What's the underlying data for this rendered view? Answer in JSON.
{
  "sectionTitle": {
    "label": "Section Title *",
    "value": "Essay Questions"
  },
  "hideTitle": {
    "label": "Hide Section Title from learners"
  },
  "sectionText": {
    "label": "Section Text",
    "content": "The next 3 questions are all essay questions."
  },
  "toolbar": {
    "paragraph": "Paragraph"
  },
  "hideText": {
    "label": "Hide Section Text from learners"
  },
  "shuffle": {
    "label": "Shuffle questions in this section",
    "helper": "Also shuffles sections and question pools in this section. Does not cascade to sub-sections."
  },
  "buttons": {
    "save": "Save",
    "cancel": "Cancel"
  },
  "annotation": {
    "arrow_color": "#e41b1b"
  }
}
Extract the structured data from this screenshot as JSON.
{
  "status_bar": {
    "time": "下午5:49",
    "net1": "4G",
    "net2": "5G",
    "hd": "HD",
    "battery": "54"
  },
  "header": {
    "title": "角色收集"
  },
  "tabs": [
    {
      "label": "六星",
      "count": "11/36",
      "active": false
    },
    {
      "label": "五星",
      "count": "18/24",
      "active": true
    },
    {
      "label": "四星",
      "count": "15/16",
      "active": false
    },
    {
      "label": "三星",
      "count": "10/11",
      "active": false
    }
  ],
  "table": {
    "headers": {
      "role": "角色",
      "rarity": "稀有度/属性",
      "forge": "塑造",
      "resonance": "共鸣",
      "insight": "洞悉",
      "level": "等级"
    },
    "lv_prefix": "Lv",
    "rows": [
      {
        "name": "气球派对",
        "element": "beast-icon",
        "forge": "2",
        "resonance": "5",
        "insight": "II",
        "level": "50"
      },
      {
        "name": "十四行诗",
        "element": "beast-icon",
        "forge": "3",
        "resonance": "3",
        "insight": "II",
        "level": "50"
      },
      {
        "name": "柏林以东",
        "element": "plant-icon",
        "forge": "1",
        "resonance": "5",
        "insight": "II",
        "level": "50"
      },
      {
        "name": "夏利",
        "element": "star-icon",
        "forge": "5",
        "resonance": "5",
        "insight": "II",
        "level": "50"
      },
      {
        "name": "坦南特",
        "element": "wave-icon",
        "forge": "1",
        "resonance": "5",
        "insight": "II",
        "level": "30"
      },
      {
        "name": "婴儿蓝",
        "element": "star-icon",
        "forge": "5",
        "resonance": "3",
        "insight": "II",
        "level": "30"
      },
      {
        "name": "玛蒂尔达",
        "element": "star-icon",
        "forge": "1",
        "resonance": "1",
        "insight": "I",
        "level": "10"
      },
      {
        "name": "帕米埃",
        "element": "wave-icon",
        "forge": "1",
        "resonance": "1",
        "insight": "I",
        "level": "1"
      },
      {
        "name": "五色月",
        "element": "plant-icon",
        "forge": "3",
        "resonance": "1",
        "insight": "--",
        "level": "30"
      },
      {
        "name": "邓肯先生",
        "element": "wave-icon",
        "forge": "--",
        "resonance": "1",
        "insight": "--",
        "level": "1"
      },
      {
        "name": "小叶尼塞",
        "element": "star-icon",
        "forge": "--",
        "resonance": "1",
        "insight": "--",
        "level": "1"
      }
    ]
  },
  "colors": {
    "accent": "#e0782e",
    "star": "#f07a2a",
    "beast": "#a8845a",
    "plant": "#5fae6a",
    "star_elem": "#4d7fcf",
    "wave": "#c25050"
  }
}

— TO DO —
Write out the whole listing exactly.

— ANSWER TO THE TASK —
What's the underlying data for this rendered view? Answer in JSON.
{
  "sectionTitle": {
    "label": "Section Title *",
    "value": "Essay Questions"
  },
  "hideTitle": {
    "label": "Hide Section Title from learners"
  },
  "sectionText": {
    "label": "Section Text",
    "content": "The next 3 questions are all essay questions."
  },
  "toolbar": {
    "paragraph": "Paragraph"
  },
  "hideText": {
    "label": "Hide Section Text from learners"
  },
  "shuffle": {
    "label": "Shuffle questions in this section",
    "helper": "Also shuffles sections and question pools in this section. Does not cascade to sub-sections."
  },
  "buttons": {
    "save": "Save",
    "cancel": "Cancel"
  },
  "annotation": {
    "arrow_color": "#e41b1b"
  }
}
Extract the structured data from this screenshot as JSON.
{
  "status_bar": {
    "time": "下午5:49",
    "net1": "4G",
    "net2": "5G",
    "hd": "HD",
    "battery": "54"
  },
  "header": {
    "title": "角色收集"
  },
  "tabs": [
    {
      "label": "六星",
      "count": "11/36",
      "active": false
    },
    {
      "label": "五星",
      "count": "18/24",
      "active": true
    },
    {
      "label": "四星",
      "count": "15/16",
      "active": false
    },
    {
      "label": "三星",
      "count": "10/11",
      "active": false
    }
  ],
  "table": {
    "headers": {
      "role": "角色",
      "rarity": "稀有度/属性",
      "forge": "塑造",
      "resonance": "共鸣",
      "insight": "洞悉",
      "level": "等级"
    },
    "lv_prefix": "Lv",
    "rows": [
      {
        "name": "气球派对",
        "element": "beast-icon",
        "forge": "2",
        "resonance": "5",
        "insight": "II",
        "level": "50"
      },
      {
        "name": "十四行诗",
        "element": "beast-icon",
        "forge": "3",
        "resonance": "3",
        "insight": "II",
        "level": "50"
      },
      {
        "name": "柏林以东",
        "element": "plant-icon",
        "forge": "1",
        "resonance": "5",
        "insight": "II",
        "level": "50"
      },
      {
        "name": "夏利",
        "element": "star-icon",
        "forge": "5",
        "resonance": "5",
        "insight": "II",
        "level": "50"
      },
      {
        "name": "坦南特",
        "element": "wave-icon",
        "forge": "1",
        "resonance": "5",
        "insight": "II",
        "level": "30"
      },
      {
        "name": "婴儿蓝",
        "element": "star-icon",
        "forge": "5",
        "resonance": "3",
        "insight": "II",
        "level": "30"
      },
      {
        "name": "玛蒂尔达",
        "element": "star-icon",
        "forge": "1",
        "resonance": "1",
        "insight": "I",
        "level": "10"
      },
      {
        "name": "帕米埃",
        "element": "wave-icon",
        "forge": "1",
        "resonance": "1",
        "insight": "I",
        "level": "1"
      },
      {
        "name": "五色月",
        "element": "plant-icon",
        "forge": "3",
        "resonance": "1",
        "insight": "--",
        "level": "30"
      },
      {
        "name": "邓肯先生",
        "element": "wave-icon",
        "forge": "--",
        "resonance": "1",
        "insight": "--",
        "level": "1"
      },
      {
        "name": "小叶尼塞",
        "element": "star-icon",
        "forge": "--",
        "resonance": "1",
        "insight": "--",
        "level": "1"
      }
    ]
  },
  "colors": {
    "accent": "#e0782e",
    "star": "#f07a2a",
    "beast": "#a8845a",
    "plant": "#5fae6a",
    "star_elem": "#4d7fcf",
    "wave": "#c25050"
  }
}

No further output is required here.